**Directions:**
Write out the material exactly, without any of its pictures.

**Raw records:**
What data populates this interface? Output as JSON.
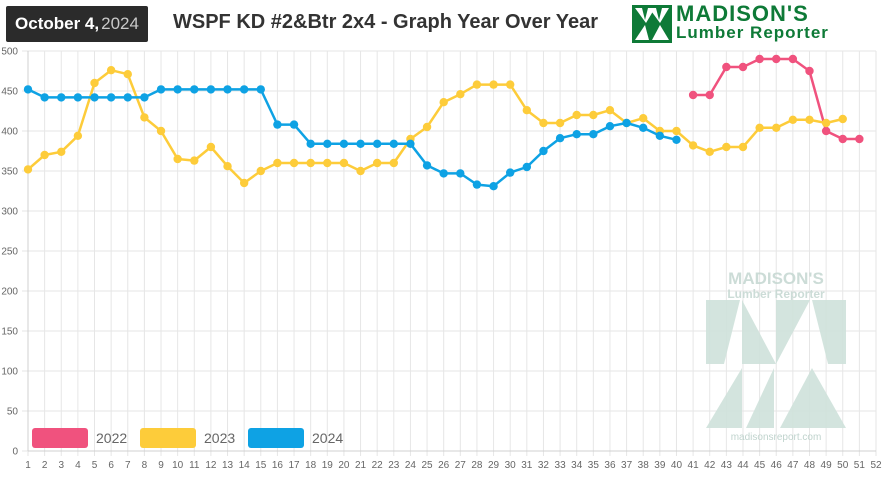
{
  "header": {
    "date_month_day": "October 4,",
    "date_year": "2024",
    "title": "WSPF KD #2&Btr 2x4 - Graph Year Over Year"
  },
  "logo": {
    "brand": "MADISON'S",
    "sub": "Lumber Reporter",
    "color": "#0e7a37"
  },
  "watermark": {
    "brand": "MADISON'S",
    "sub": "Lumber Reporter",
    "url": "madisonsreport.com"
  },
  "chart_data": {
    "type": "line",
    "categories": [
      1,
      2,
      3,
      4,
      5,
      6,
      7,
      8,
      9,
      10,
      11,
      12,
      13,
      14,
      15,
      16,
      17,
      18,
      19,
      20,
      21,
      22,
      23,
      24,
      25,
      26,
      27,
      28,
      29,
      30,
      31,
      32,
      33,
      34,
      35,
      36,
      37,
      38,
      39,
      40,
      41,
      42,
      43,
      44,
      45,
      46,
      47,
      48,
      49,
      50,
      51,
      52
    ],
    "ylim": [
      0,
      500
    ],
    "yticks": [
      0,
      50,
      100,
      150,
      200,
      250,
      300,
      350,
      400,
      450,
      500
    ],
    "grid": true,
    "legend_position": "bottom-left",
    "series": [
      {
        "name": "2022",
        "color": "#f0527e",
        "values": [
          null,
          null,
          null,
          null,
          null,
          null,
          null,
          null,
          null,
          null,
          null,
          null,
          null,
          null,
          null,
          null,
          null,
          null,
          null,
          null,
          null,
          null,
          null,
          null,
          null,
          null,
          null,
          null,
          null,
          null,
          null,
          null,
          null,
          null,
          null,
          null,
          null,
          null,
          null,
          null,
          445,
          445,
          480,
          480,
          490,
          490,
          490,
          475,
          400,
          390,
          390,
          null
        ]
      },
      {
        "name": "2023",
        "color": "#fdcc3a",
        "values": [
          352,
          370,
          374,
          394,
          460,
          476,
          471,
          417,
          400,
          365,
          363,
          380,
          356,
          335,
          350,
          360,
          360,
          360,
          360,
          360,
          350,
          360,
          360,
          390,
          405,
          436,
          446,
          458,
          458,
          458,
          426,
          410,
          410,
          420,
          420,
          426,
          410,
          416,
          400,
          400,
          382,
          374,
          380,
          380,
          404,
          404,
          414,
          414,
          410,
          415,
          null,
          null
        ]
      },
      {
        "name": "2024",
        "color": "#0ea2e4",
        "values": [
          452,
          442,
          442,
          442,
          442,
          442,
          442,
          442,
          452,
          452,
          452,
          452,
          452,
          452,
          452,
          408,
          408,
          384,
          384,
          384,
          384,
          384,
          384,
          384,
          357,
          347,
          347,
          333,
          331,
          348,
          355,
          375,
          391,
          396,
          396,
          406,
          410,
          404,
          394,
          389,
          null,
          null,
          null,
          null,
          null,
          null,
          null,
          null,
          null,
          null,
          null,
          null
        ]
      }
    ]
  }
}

**The completed task:**
What data populates this interface? Output as JSON.
{
  "header": {
    "date_month_day": "October 4,",
    "date_year": "2024",
    "title": "WSPF KD #2&Btr 2x4 - Graph Year Over Year"
  },
  "logo": {
    "brand": "MADISON'S",
    "sub": "Lumber Reporter",
    "color": "#0e7a37"
  },
  "watermark": {
    "brand": "MADISON'S",
    "sub": "Lumber Reporter",
    "url": "madisonsreport.com"
  },
  "chart_data": {
    "type": "line",
    "categories": [
      1,
      2,
      3,
      4,
      5,
      6,
      7,
      8,
      9,
      10,
      11,
      12,
      13,
      14,
      15,
      16,
      17,
      18,
      19,
      20,
      21,
      22,
      23,
      24,
      25,
      26,
      27,
      28,
      29,
      30,
      31,
      32,
      33,
      34,
      35,
      36,
      37,
      38,
      39,
      40,
      41,
      42,
      43,
      44,
      45,
      46,
      47,
      48,
      49,
      50,
      51,
      52
    ],
    "ylim": [
      0,
      500
    ],
    "yticks": [
      0,
      50,
      100,
      150,
      200,
      250,
      300,
      350,
      400,
      450,
      500
    ],
    "grid": true,
    "legend_position": "bottom-left",
    "series": [
      {
        "name": "2022",
        "color": "#f0527e",
        "values": [
          null,
          null,
          null,
          null,
          null,
          null,
          null,
          null,
          null,
          null,
          null,
          null,
          null,
          null,
          null,
          null,
          null,
          null,
          null,
          null,
          null,
          null,
          null,
          null,
          null,
          null,
          null,
          null,
          null,
          null,
          null,
          null,
          null,
          null,
          null,
          null,
          null,
          null,
          null,
          null,
          445,
          445,
          480,
          480,
          490,
          490,
          490,
          475,
          400,
          390,
          390,
          null
        ]
      },
      {
        "name": "2023",
        "color": "#fdcc3a",
        "values": [
          352,
          370,
          374,
          394,
          460,
          476,
          471,
          417,
          400,
          365,
          363,
          380,
          356,
          335,
          350,
          360,
          360,
          360,
          360,
          360,
          350,
          360,
          360,
          390,
          405,
          436,
          446,
          458,
          458,
          458,
          426,
          410,
          410,
          420,
          420,
          426,
          410,
          416,
          400,
          400,
          382,
          374,
          380,
          380,
          404,
          404,
          414,
          414,
          410,
          415,
          null,
          null
        ]
      },
      {
        "name": "2024",
        "color": "#0ea2e4",
        "values": [
          452,
          442,
          442,
          442,
          442,
          442,
          442,
          442,
          452,
          452,
          452,
          452,
          452,
          452,
          452,
          408,
          408,
          384,
          384,
          384,
          384,
          384,
          384,
          384,
          357,
          347,
          347,
          333,
          331,
          348,
          355,
          375,
          391,
          396,
          396,
          406,
          410,
          404,
          394,
          389,
          null,
          null,
          null,
          null,
          null,
          null,
          null,
          null,
          null,
          null,
          null,
          null
        ]
      }
    ]
  }
}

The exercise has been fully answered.